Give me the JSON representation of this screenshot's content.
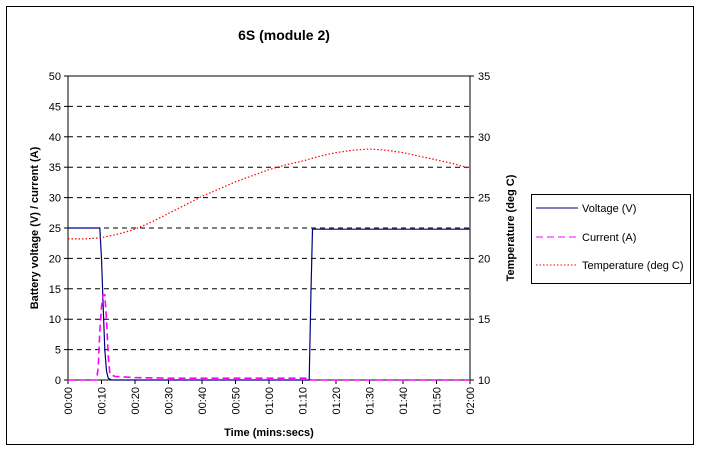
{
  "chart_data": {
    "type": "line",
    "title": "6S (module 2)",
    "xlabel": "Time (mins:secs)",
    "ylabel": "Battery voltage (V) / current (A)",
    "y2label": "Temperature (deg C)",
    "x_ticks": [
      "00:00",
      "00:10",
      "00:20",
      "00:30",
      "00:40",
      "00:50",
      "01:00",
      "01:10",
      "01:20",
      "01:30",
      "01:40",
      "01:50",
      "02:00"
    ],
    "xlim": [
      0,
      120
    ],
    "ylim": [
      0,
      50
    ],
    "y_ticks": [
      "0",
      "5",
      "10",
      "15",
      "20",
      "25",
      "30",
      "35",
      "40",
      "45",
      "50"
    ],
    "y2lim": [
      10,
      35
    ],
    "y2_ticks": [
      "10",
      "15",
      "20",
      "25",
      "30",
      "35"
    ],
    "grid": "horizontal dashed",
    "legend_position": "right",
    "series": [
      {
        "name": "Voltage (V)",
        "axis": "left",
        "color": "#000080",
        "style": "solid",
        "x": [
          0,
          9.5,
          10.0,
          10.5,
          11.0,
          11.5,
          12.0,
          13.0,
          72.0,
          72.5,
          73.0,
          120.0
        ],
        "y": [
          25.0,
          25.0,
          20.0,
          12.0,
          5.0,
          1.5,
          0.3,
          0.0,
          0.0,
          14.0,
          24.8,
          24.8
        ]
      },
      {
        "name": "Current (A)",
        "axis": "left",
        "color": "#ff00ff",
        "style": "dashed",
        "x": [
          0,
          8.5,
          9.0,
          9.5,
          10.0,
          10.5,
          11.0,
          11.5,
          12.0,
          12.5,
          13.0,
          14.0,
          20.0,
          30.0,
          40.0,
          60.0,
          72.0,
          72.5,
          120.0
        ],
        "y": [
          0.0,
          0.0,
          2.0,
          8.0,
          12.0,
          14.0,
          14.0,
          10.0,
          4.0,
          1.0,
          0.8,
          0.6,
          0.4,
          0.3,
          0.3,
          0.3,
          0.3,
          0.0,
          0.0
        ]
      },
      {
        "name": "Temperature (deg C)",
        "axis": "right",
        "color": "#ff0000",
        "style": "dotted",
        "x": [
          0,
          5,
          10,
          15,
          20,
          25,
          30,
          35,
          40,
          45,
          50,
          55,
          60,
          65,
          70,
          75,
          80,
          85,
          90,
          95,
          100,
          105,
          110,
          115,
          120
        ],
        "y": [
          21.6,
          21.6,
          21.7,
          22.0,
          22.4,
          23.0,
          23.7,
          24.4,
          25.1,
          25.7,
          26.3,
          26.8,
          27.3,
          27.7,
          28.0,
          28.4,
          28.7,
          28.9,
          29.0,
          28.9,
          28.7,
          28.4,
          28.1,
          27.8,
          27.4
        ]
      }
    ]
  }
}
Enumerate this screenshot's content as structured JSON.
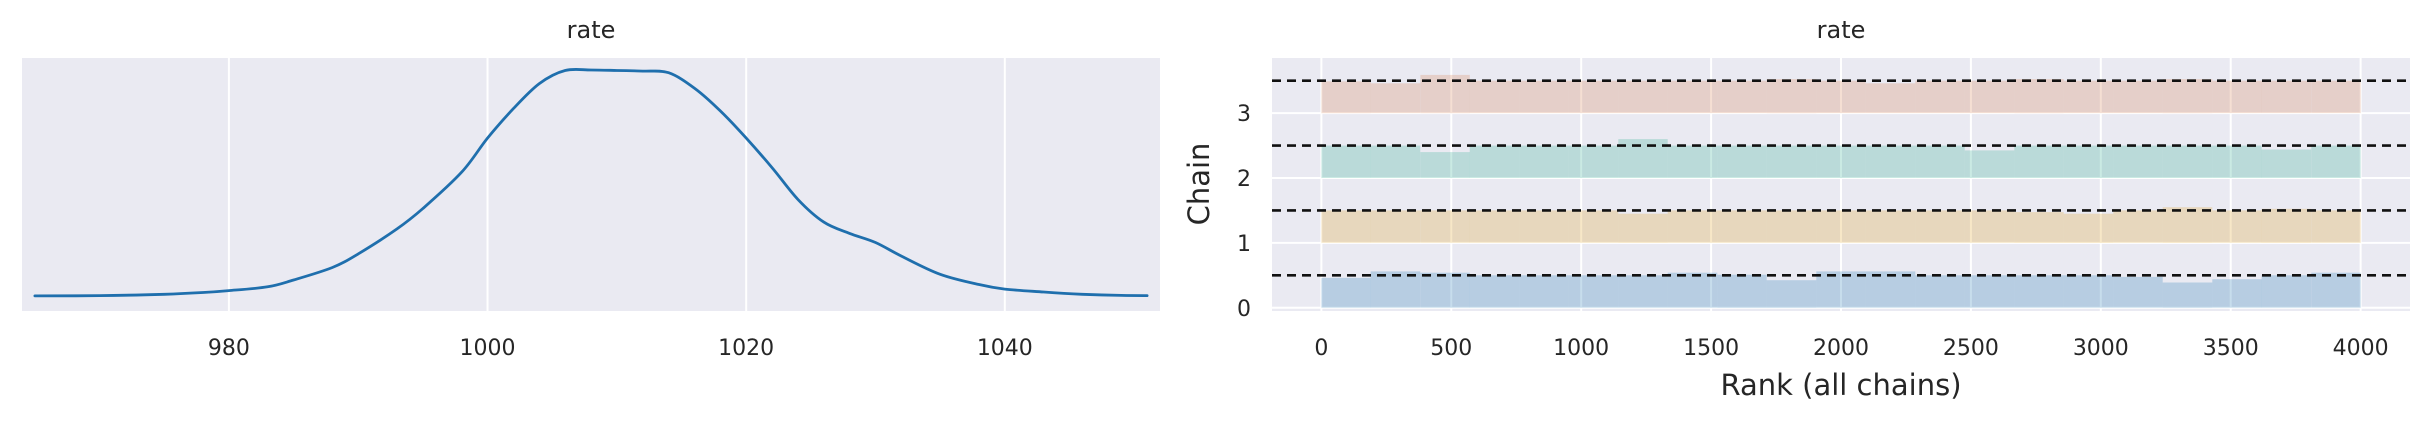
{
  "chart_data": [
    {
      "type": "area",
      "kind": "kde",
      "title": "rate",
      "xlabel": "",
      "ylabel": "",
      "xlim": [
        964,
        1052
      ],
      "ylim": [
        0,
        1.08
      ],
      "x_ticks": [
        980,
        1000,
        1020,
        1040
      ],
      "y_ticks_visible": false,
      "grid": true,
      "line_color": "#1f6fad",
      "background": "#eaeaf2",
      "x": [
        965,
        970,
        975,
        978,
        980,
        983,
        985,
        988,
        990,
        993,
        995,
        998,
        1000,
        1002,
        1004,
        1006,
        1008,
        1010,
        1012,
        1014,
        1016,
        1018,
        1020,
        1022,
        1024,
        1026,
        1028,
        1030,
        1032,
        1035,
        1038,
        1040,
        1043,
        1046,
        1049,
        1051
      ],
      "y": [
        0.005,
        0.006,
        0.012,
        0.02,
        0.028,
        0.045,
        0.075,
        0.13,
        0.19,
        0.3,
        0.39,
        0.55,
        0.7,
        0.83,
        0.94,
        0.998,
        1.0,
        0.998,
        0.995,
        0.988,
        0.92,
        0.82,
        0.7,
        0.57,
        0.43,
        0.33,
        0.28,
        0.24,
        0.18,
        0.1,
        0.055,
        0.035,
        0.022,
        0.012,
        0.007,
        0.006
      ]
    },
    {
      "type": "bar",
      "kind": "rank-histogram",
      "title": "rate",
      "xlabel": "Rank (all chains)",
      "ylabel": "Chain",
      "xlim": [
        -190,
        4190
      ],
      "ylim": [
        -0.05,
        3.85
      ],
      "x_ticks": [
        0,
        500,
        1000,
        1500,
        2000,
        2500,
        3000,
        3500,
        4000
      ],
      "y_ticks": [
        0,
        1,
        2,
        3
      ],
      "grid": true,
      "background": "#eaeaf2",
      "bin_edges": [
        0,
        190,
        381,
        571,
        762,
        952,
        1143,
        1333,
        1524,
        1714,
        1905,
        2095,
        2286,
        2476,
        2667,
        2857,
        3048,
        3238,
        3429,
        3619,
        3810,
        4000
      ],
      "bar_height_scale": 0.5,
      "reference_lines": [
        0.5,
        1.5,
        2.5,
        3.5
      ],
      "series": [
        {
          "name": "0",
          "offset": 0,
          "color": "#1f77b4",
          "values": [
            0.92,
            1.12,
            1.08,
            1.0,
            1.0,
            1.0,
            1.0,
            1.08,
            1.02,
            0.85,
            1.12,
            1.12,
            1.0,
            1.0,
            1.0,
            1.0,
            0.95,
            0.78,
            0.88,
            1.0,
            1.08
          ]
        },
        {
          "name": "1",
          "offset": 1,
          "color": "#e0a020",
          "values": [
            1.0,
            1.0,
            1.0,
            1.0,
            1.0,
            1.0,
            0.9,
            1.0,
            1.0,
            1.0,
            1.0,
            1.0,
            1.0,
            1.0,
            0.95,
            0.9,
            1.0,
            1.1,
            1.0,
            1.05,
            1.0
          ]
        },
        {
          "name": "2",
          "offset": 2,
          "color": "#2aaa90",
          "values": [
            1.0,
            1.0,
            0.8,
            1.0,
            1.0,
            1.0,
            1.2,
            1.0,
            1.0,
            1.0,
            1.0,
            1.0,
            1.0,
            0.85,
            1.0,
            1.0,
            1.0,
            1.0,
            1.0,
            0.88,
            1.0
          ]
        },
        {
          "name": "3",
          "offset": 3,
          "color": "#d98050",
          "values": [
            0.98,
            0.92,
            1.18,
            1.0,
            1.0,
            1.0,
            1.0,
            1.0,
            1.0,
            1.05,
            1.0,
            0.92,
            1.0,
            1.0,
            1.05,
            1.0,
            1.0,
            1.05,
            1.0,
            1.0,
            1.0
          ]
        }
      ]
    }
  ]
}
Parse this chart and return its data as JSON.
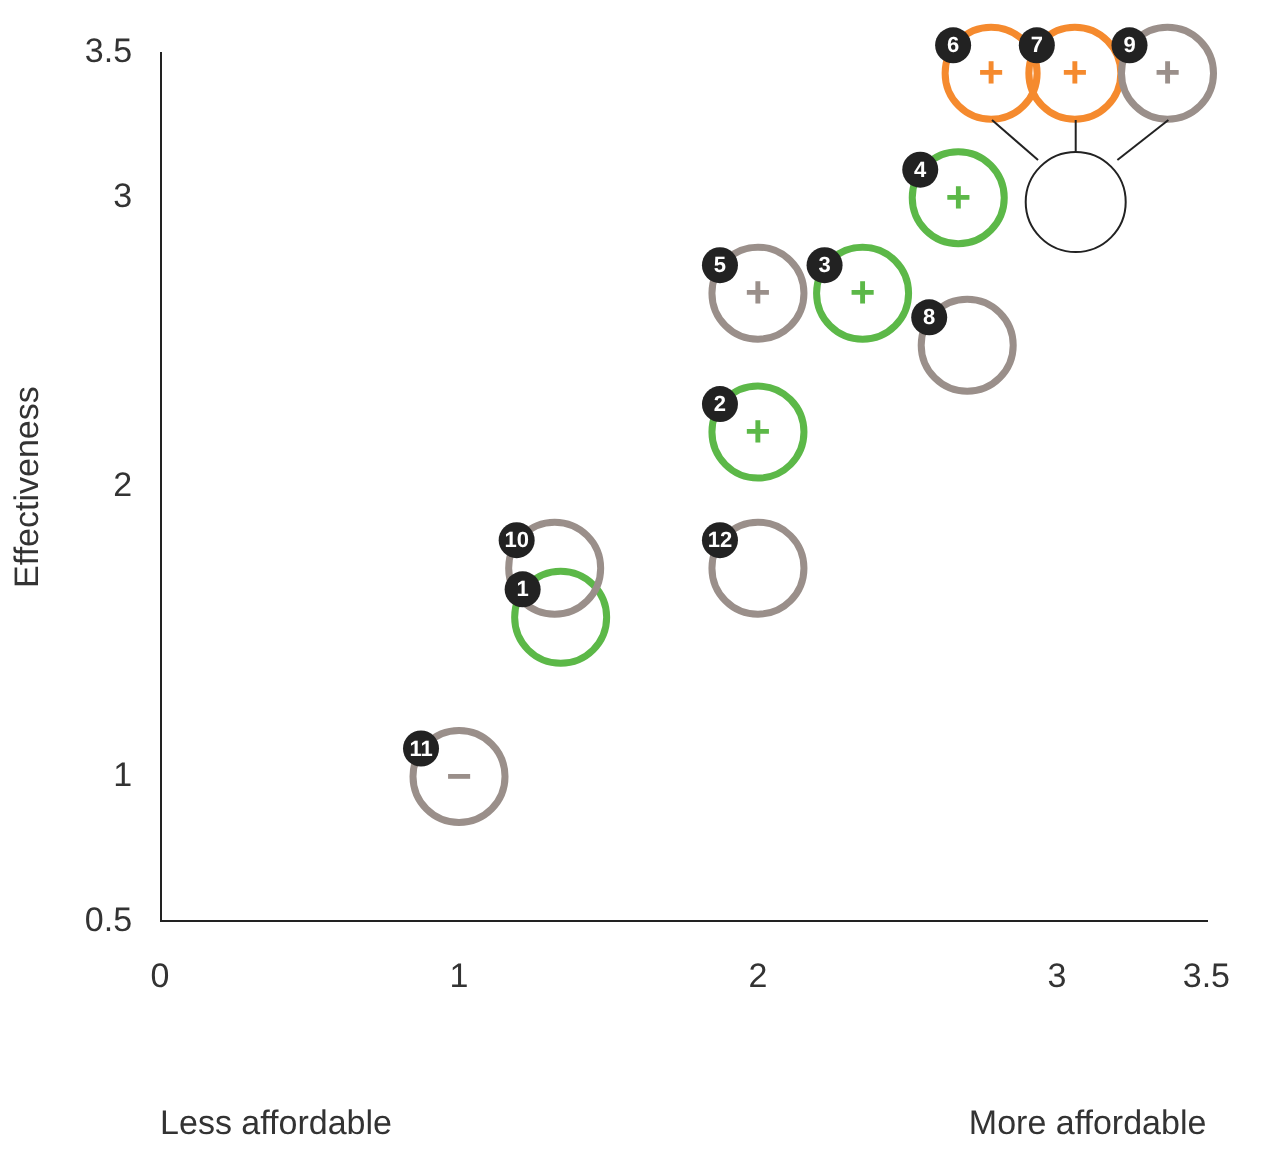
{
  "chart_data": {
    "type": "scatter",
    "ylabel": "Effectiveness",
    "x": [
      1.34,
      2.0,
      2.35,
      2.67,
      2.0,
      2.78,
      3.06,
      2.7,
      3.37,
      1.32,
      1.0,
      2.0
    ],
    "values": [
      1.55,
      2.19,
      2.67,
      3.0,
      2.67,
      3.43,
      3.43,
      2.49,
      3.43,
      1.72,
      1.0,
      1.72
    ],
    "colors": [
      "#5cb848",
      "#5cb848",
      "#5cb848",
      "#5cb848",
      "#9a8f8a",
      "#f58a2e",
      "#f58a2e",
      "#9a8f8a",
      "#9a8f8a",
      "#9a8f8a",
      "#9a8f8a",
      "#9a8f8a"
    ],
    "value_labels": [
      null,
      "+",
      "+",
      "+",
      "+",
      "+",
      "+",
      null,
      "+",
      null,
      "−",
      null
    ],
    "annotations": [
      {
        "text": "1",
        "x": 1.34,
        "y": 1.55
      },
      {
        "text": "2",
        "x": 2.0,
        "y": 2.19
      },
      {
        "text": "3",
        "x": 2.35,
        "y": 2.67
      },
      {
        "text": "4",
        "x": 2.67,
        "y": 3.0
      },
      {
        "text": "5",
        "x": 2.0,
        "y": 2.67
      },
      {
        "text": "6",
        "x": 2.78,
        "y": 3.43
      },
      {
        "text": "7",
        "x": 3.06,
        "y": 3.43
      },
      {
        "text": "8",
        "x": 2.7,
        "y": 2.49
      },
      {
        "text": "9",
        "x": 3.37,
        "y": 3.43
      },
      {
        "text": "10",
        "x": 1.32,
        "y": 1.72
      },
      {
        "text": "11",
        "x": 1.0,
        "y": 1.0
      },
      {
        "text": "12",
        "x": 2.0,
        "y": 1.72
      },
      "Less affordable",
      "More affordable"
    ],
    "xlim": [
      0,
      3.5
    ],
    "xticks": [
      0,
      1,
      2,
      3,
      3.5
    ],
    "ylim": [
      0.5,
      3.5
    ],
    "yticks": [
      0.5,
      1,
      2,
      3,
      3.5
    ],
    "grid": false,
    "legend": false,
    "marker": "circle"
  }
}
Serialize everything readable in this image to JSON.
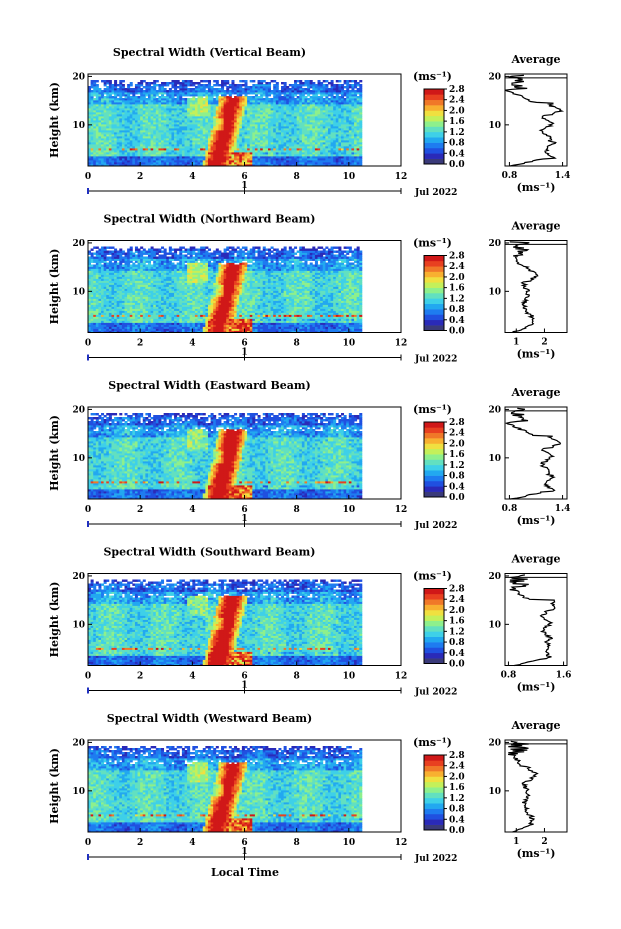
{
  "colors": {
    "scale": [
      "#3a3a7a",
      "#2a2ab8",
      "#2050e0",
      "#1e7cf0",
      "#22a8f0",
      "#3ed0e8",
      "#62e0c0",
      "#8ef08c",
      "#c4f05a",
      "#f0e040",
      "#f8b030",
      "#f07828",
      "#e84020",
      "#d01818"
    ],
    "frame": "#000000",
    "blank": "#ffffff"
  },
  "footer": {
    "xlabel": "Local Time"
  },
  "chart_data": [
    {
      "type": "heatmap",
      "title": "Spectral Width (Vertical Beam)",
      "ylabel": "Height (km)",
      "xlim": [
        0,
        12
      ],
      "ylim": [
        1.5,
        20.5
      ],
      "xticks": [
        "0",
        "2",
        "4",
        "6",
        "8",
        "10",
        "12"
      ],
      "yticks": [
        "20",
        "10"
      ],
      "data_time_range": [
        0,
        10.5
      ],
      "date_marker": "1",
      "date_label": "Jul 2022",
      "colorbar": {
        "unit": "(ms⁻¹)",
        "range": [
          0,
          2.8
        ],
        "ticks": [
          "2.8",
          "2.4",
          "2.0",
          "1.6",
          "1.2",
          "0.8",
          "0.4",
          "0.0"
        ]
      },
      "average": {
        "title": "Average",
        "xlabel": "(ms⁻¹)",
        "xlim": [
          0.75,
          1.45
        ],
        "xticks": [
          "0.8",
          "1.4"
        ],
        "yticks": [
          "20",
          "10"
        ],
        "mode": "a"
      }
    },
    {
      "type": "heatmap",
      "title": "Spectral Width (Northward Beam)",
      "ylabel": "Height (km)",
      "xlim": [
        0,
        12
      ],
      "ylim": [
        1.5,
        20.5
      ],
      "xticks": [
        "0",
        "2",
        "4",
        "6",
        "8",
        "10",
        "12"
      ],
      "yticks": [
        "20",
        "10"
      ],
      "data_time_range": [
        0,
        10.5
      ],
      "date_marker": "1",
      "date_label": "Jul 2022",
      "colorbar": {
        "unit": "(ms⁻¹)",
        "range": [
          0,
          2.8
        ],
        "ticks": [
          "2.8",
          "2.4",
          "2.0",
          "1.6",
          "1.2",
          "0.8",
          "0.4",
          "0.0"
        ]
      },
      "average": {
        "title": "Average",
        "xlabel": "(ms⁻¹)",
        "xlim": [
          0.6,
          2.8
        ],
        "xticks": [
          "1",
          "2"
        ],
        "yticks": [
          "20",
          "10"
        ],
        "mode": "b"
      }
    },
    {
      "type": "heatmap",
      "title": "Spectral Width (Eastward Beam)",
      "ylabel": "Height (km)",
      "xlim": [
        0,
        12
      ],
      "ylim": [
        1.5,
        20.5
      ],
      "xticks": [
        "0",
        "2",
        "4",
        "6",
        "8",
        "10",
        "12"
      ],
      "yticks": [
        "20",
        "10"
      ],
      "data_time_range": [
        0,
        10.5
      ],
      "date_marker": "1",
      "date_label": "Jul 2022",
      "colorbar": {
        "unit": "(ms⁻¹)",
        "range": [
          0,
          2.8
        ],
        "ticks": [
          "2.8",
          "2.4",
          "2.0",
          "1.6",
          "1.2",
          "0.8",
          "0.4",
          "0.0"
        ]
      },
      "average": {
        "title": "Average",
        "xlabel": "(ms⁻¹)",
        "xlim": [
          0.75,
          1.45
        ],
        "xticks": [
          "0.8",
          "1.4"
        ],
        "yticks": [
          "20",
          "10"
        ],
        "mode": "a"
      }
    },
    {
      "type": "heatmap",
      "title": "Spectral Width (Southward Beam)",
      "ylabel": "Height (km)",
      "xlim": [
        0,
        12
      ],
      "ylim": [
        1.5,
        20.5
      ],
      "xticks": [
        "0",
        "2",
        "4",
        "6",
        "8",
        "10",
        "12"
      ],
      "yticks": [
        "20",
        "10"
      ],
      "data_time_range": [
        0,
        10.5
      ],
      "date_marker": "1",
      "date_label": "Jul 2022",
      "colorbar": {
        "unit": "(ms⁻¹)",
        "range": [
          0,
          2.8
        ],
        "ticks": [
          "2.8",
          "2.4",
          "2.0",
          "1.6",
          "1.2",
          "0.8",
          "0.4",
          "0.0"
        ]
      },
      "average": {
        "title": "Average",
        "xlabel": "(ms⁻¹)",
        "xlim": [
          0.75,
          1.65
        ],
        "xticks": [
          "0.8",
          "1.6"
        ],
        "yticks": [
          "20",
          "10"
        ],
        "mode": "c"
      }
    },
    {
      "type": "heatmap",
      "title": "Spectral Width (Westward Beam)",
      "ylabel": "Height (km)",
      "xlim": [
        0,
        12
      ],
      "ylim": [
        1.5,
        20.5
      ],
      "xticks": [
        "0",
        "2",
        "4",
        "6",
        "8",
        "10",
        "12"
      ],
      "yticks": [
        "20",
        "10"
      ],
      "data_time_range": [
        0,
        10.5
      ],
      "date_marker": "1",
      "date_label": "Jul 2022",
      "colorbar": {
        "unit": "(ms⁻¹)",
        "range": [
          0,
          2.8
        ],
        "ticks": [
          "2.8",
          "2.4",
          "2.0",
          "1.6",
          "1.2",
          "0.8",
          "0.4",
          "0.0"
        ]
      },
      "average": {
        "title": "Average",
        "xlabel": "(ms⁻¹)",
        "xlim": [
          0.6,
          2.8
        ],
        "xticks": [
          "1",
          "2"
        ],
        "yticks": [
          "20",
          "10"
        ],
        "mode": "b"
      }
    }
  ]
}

◇ ◇ ◇

• _EXERCISE REQUIREMENTS_
Across the material above, how many lines include the string "dashed"? Only the number is wanted.

• _RESPONSE FOR THIS EXERCISE_
2